Given instruction.
Go through the data below. Pull out every line that has the word "什么藤结".

Dataset rows.
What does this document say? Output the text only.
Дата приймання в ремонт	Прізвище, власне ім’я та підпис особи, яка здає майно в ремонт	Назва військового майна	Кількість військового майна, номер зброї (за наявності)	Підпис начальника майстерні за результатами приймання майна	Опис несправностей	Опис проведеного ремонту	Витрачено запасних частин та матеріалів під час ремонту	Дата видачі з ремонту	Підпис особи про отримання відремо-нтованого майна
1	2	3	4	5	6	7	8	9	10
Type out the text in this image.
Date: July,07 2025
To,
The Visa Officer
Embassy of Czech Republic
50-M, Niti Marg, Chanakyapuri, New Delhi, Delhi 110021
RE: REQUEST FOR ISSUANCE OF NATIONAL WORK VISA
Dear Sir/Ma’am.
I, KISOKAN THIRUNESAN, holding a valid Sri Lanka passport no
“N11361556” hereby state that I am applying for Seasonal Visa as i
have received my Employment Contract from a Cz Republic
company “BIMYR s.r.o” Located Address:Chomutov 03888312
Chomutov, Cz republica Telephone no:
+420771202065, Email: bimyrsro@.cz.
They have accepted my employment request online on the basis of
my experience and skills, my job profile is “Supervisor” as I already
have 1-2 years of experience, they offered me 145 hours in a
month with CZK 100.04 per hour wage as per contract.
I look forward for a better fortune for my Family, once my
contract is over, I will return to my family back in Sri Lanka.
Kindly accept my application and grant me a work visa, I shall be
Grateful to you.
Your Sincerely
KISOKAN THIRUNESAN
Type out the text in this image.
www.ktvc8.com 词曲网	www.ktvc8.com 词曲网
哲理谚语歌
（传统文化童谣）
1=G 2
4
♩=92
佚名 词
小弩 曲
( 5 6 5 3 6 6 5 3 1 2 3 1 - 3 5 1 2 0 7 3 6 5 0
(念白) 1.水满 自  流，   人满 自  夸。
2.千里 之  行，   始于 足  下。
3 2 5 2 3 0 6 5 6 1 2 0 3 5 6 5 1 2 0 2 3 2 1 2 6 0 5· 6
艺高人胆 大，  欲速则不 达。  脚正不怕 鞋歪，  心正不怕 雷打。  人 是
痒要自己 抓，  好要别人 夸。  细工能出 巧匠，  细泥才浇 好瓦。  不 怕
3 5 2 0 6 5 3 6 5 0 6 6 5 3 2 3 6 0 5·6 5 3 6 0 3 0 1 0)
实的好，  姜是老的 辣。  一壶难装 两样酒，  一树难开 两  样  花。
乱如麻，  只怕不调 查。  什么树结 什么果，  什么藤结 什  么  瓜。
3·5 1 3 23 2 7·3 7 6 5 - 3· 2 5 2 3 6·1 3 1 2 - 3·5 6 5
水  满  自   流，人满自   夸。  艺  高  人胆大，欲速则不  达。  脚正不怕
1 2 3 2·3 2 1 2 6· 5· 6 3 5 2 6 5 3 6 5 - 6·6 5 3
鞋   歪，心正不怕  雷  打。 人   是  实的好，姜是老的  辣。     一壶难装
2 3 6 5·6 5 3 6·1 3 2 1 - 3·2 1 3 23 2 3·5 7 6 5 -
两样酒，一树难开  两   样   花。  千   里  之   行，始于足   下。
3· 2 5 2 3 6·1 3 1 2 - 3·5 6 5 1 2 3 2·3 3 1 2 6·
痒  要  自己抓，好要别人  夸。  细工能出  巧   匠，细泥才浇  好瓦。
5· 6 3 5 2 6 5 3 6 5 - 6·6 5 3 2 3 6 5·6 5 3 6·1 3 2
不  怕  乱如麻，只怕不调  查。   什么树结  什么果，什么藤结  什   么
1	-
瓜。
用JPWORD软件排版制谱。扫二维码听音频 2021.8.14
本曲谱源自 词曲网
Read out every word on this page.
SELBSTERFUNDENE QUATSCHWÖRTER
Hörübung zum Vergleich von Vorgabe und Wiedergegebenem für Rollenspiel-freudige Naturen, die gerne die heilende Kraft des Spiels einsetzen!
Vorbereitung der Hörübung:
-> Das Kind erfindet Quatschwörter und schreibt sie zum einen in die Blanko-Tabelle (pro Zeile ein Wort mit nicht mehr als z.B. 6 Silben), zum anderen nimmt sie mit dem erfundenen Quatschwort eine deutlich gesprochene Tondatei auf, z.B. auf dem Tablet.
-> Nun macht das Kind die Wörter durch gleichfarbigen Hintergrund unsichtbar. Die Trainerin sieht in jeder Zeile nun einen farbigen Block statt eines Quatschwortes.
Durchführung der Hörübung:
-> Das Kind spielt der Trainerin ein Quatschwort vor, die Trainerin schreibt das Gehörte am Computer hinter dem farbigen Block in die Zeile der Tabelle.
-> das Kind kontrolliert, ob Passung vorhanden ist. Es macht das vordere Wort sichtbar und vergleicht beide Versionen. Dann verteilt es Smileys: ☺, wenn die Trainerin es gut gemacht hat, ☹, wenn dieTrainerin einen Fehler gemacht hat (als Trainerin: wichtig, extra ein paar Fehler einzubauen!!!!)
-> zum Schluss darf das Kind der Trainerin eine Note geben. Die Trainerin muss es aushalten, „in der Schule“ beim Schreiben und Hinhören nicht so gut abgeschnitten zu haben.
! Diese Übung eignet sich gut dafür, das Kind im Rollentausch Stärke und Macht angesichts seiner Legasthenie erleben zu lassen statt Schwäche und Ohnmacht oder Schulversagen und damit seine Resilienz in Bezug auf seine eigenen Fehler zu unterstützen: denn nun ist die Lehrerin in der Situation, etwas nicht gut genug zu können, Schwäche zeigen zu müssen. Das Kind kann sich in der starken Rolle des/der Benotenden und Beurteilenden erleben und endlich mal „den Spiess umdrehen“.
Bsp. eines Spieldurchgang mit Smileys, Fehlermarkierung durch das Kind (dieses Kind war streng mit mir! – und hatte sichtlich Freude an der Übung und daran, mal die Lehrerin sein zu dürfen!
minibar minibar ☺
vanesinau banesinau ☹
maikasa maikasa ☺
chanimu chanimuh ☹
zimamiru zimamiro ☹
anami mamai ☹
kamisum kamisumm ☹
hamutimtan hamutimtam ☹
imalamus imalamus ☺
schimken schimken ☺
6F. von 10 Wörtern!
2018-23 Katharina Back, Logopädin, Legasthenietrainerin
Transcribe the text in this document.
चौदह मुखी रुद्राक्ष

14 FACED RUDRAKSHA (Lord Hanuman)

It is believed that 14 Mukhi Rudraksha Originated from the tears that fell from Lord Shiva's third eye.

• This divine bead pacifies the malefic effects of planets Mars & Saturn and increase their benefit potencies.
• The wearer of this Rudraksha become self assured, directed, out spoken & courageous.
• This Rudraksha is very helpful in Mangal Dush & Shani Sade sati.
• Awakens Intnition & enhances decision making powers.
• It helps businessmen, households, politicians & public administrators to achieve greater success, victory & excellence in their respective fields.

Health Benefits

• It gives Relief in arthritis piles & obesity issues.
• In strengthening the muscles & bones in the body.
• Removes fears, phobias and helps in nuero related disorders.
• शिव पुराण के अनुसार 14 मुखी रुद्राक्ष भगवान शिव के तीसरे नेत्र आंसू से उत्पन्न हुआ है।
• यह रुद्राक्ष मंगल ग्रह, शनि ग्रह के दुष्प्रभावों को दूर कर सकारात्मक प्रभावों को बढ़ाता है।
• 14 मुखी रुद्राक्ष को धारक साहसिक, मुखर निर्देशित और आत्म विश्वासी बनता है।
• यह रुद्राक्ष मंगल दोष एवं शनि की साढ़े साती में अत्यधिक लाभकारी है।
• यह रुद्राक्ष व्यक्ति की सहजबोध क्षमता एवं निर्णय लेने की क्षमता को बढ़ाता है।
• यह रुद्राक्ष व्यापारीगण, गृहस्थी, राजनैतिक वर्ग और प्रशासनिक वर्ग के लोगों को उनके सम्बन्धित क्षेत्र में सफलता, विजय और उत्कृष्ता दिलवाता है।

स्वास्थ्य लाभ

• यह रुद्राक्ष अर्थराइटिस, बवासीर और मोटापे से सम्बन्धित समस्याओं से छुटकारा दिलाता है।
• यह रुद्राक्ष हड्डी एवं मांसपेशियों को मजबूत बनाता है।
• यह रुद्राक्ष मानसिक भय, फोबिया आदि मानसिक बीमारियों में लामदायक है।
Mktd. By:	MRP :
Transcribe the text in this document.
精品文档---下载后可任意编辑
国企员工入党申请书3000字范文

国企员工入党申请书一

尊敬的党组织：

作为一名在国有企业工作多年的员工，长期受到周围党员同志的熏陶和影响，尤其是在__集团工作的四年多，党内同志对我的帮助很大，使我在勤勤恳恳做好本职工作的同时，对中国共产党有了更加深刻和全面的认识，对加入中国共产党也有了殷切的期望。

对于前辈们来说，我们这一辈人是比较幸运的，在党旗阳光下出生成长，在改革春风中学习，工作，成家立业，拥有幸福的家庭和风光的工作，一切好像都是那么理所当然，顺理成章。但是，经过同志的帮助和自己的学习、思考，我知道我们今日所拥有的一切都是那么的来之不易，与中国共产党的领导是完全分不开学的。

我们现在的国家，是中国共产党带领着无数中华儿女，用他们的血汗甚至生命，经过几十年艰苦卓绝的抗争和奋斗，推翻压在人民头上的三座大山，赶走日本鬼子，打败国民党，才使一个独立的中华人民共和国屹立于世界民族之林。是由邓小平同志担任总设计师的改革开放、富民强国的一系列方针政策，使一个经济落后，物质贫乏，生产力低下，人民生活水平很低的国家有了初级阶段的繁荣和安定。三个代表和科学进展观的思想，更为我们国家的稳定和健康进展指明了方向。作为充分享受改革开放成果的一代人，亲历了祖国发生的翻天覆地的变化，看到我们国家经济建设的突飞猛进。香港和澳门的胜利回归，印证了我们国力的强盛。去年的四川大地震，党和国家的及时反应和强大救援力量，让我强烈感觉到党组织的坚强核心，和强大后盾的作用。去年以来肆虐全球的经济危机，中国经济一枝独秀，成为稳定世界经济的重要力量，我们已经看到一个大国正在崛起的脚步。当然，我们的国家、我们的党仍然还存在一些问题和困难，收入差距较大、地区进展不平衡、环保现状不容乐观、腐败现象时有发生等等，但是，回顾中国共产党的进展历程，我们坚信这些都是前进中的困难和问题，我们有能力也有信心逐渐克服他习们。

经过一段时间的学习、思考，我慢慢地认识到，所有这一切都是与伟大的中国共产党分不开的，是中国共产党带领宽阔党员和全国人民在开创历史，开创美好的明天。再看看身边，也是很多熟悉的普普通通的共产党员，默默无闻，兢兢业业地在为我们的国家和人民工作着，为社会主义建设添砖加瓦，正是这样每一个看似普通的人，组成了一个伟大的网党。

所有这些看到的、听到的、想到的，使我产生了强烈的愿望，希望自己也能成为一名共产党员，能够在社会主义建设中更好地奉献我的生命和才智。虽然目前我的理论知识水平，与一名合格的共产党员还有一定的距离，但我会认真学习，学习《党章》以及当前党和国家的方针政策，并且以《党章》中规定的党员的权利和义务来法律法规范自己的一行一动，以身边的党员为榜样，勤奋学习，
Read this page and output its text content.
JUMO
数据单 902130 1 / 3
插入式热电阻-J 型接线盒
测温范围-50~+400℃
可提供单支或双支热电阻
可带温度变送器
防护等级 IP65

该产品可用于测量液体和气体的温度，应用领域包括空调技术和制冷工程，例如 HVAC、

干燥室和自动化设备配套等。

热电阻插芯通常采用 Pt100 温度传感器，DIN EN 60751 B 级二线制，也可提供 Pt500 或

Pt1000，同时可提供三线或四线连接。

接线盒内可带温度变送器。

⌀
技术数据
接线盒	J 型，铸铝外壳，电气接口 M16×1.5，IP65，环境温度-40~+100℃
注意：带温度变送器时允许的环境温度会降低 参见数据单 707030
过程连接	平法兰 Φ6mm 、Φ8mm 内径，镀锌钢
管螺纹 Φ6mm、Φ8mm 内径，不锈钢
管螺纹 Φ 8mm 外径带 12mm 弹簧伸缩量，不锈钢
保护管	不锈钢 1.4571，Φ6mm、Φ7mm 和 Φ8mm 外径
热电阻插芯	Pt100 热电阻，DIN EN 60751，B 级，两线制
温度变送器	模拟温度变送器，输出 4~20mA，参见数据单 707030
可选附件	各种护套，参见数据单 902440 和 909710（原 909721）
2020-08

Task answer.
乱如麻，  只怕不调 查。  什么树结 什么果，  什么藤结 什  么  瓜。
不  怕  乱如麻，只怕不调  查。   什么树结  什么果，什么藤结  什   么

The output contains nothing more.